- **What to work on**
Write the count of lines that contain the word "page" and nothing else.

- **The data**
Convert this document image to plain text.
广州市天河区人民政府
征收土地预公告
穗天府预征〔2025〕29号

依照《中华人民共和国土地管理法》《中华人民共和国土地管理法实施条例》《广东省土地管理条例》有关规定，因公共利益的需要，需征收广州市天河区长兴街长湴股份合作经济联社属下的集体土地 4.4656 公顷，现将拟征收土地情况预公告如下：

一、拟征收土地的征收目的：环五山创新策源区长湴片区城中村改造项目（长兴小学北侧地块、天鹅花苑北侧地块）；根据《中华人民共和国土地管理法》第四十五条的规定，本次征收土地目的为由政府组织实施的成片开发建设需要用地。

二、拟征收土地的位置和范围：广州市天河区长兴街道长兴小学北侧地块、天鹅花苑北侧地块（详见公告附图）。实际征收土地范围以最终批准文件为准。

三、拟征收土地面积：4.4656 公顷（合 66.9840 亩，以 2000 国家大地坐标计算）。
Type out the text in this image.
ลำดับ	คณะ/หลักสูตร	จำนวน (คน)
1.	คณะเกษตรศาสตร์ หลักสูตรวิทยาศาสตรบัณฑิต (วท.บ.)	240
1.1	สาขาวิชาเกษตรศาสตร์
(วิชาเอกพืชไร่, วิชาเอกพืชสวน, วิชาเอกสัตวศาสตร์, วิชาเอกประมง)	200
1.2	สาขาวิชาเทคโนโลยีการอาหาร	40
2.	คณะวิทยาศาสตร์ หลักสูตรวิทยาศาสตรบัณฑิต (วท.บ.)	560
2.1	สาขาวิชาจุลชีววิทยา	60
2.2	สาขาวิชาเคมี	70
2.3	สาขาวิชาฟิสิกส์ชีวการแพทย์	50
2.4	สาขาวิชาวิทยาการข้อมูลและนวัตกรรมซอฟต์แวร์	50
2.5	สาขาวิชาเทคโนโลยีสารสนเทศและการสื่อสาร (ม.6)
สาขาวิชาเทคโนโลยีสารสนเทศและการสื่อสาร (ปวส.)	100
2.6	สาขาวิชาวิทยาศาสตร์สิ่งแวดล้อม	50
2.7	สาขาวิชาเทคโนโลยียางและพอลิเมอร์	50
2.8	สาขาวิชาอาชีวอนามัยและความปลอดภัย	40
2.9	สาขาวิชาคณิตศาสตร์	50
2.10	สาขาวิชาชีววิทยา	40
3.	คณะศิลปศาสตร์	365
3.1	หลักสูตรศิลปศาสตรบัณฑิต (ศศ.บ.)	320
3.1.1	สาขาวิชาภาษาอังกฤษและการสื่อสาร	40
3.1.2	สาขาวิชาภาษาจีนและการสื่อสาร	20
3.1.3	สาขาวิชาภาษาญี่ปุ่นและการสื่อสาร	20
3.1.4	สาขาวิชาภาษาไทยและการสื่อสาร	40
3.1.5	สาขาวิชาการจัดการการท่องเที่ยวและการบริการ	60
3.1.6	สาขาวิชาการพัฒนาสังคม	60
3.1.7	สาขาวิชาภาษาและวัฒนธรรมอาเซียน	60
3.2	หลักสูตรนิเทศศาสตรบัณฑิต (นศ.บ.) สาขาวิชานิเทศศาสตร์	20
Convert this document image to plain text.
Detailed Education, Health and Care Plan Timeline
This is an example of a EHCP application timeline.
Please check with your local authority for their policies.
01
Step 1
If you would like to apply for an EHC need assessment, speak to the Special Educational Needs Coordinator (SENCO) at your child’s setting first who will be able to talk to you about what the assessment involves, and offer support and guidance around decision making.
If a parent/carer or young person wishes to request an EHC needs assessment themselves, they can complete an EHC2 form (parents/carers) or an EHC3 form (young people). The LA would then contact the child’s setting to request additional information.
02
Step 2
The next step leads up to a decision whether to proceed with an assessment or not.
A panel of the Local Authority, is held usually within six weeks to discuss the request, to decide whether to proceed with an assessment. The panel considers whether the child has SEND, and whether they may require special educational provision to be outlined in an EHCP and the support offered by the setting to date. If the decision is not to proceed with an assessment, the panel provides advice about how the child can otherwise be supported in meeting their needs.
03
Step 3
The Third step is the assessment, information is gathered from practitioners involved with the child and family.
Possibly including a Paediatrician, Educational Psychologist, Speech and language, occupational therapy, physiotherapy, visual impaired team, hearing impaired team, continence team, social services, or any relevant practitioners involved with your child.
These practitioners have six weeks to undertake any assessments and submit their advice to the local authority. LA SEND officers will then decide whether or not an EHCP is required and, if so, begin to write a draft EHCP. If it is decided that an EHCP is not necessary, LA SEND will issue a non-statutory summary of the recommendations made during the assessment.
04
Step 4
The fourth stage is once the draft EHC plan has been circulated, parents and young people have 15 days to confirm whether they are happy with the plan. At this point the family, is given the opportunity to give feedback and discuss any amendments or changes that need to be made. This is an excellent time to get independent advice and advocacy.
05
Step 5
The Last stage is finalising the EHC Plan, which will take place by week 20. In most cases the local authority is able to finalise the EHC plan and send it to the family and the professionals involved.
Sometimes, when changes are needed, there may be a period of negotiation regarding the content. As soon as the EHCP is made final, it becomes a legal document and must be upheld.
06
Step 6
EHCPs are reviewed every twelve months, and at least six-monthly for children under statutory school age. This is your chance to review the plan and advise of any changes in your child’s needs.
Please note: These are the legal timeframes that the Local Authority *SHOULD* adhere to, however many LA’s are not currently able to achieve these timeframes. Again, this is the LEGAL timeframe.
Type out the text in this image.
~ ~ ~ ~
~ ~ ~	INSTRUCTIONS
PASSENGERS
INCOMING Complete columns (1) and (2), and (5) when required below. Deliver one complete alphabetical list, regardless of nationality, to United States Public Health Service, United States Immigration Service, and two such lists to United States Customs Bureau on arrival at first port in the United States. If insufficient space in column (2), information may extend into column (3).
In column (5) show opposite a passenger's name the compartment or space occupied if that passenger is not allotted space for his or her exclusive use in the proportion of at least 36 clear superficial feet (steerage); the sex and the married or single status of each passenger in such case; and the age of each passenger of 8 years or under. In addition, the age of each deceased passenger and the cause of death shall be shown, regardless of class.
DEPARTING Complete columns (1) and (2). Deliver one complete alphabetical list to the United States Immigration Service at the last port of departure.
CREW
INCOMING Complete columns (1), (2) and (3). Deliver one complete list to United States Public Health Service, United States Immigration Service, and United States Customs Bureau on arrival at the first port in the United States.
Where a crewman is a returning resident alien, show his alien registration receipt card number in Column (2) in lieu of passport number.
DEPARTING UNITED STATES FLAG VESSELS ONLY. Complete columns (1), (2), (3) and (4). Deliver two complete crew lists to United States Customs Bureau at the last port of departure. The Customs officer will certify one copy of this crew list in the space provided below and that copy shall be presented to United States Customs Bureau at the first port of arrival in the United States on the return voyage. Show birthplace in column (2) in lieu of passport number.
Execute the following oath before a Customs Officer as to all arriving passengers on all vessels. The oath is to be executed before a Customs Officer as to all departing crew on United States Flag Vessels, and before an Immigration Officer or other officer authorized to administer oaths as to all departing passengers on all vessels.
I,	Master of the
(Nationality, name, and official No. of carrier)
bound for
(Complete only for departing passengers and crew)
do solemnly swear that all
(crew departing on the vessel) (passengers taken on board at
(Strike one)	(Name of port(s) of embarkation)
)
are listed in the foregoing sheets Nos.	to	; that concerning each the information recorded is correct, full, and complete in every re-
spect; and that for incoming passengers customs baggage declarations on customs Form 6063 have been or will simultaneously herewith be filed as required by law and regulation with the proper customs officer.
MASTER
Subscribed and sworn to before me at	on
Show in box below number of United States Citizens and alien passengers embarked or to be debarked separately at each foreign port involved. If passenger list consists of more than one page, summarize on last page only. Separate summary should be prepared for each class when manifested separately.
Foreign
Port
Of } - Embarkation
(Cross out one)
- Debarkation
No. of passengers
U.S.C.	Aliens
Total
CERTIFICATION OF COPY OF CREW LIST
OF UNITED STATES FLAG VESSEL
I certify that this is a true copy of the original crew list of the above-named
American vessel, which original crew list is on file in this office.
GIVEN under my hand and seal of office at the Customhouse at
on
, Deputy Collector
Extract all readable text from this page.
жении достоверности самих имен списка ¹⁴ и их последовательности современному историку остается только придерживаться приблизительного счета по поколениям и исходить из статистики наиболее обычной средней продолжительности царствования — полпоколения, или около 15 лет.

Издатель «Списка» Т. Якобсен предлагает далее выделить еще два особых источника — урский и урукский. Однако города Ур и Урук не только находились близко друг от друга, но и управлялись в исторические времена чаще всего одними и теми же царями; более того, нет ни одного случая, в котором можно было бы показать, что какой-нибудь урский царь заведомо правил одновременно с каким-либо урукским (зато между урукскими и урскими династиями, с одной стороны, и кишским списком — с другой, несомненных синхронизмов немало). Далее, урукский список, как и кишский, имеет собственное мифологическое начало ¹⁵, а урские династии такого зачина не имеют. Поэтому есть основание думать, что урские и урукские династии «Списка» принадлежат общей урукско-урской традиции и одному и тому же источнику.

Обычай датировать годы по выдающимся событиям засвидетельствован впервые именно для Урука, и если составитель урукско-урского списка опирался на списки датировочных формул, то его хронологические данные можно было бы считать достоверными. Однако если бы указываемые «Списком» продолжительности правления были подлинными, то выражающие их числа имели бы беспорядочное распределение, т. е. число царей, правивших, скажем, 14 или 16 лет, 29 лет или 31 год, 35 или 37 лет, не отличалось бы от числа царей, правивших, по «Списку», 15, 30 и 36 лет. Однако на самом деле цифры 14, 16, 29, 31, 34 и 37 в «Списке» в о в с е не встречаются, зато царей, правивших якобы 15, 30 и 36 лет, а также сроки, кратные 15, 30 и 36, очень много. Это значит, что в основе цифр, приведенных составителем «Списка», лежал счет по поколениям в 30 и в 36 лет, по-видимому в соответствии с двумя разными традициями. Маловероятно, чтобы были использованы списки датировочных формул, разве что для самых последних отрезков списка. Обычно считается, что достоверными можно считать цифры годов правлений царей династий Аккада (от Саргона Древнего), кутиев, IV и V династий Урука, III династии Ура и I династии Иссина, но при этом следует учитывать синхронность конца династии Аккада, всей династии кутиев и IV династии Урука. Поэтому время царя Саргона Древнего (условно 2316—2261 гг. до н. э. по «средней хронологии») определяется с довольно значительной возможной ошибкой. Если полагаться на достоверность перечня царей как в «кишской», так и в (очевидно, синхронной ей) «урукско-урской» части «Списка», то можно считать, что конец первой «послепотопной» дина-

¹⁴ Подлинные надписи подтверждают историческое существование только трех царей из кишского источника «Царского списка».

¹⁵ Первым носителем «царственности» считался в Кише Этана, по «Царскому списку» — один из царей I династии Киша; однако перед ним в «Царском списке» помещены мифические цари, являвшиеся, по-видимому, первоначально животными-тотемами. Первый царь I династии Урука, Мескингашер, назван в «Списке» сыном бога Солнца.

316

- **The answer**
2